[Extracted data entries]
━━━━━━━━━━
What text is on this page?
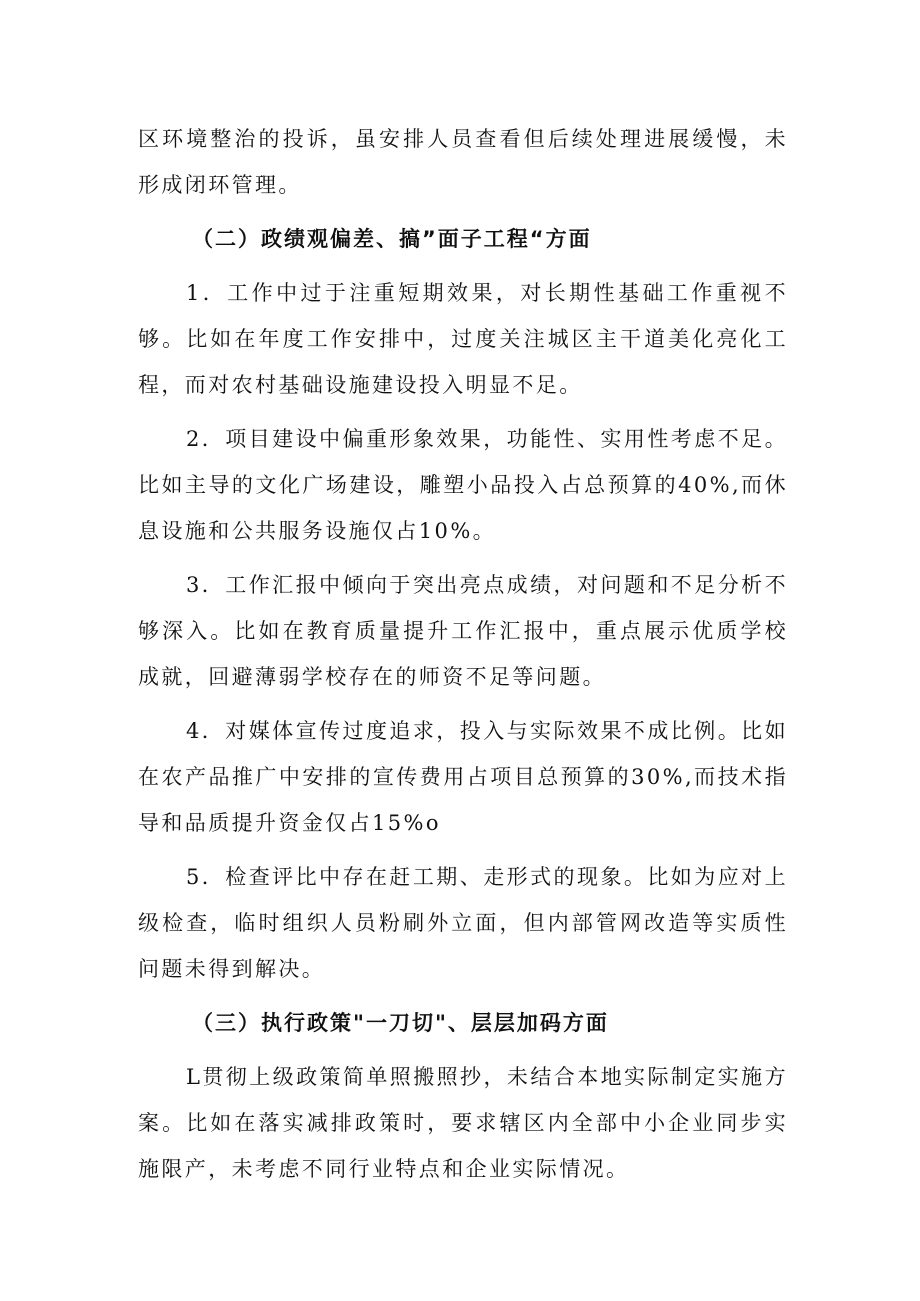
区环境整治的投诉，虽安排人员查看但后续处理进展缓慢，未形成闭环管理。

（二）政绩观偏差、搞”面子工程“方面

1．工作中过于注重短期效果，对长期性基础工作重视不够。比如在年度工作安排中，过度关注城区主干道美化亮化工程，而对农村基础设施建设投入明显不足。

2．项目建设中偏重形象效果，功能性、实用性考虑不足。比如主导的文化广场建设，雕塑小品投入占总预算的40%,而休息设施和公共服务设施仅占10%。

3．工作汇报中倾向于突出亮点成绩，对问题和不足分析不够深入。比如在教育质量提升工作汇报中，重点展示优质学校成就，回避薄弱学校存在的师资不足等问题。

4．对媒体宣传过度追求，投入与实际效果不成比例。比如在农产品推广中安排的宣传费用占项目总预算的30%,而技术指导和品质提升资金仅占15%o

5．检查评比中存在赶工期、走形式的现象。比如为应对上级检查，临时组织人员粉刷外立面，但内部管网改造等实质性问题未得到解决。

（三）执行政策"一刀切"、层层加码方面

L贯彻上级政策简单照搬照抄，未结合本地实际制定实施方案。比如在落实减排政策时，要求辖区内全部中小企业同步实施限产，未考虑不同行业特点和企业实际情况。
━━━━━━━━━━
- _Exercise_
Retype the entries word for word. Omit any images.

- _Answer to the exercise_
What text is on this page?
区环境整治的投诉，虽安排人员查看但后续处理进展缓慢，未形成闭环管理。

（二）政绩观偏差、搞”面子工程“方面

1．工作中过于注重短期效果，对长期性基础工作重视不够。比如在年度工作安排中，过度关注城区主干道美化亮化工程，而对农村基础设施建设投入明显不足。

2．项目建设中偏重形象效果，功能性、实用性考虑不足。比如主导的文化广场建设，雕塑小品投入占总预算的40%,而休息设施和公共服务设施仅占10%。

3．工作汇报中倾向于突出亮点成绩，对问题和不足分析不够深入。比如在教育质量提升工作汇报中，重点展示优质学校成就，回避薄弱学校存在的师资不足等问题。

4．对媒体宣传过度追求，投入与实际效果不成比例。比如在农产品推广中安排的宣传费用占项目总预算的30%,而技术指导和品质提升资金仅占15%o

5．检查评比中存在赶工期、走形式的现象。比如为应对上级检查，临时组织人员粉刷外立面，但内部管网改造等实质性问题未得到解决。

（三）执行政策"一刀切"、层层加码方面

L贯彻上级政策简单照搬照抄，未结合本地实际制定实施方案。比如在落实减排政策时，要求辖区内全部中小企业同步实施限产，未考虑不同行业特点和企业实际情况。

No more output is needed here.